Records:
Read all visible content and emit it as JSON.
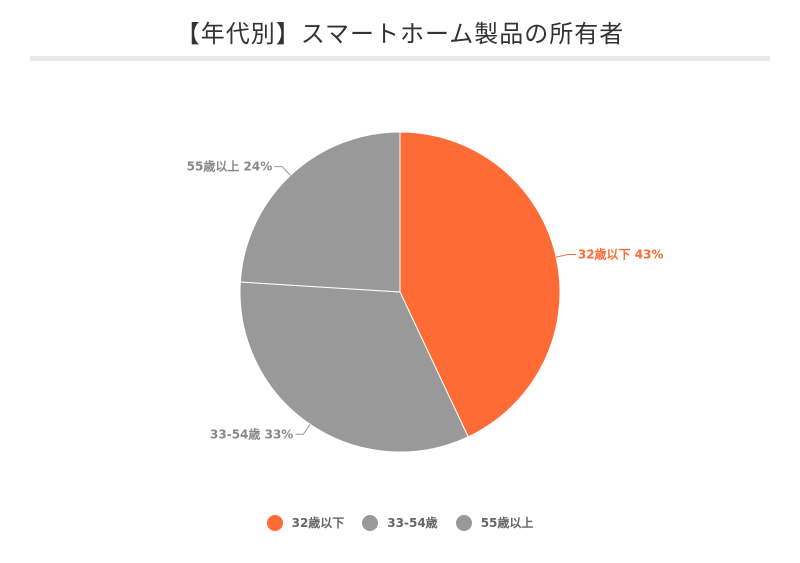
{
  "title": "【年代別】スマートホーム製品の所有者",
  "chart_data": {
    "type": "pie",
    "categories": [
      "32歳以下",
      "33-54歳",
      "55歳以上"
    ],
    "values": [
      43,
      33,
      24
    ],
    "unit": "%",
    "colors": [
      "#ff6b35",
      "#999999",
      "#999999"
    ],
    "data_labels": [
      "32歳以下 43%",
      "33-54歳 33%",
      "55歳以上 24%"
    ],
    "legend": {
      "placement": "bottom",
      "items": [
        {
          "label": "32歳以下",
          "color": "#ff6b35"
        },
        {
          "label": "33-54歳",
          "color": "#999999"
        },
        {
          "label": "55歳以上",
          "color": "#999999"
        }
      ]
    }
  }
}
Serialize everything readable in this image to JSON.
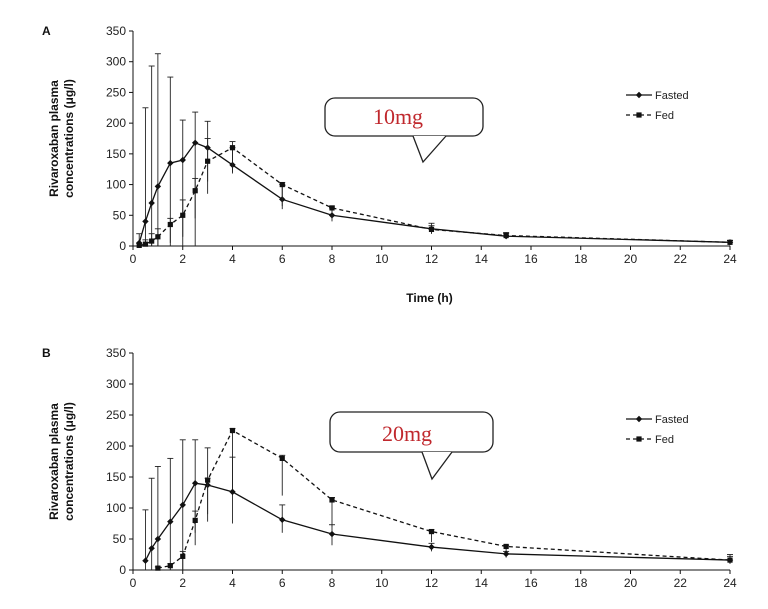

_Required work_
Above are the records. Identify each line that contains the word "JSON".

_Solution to this exercise_
Read all visible content and emit it as JSON.
Serialize everything readable in this image to JSON.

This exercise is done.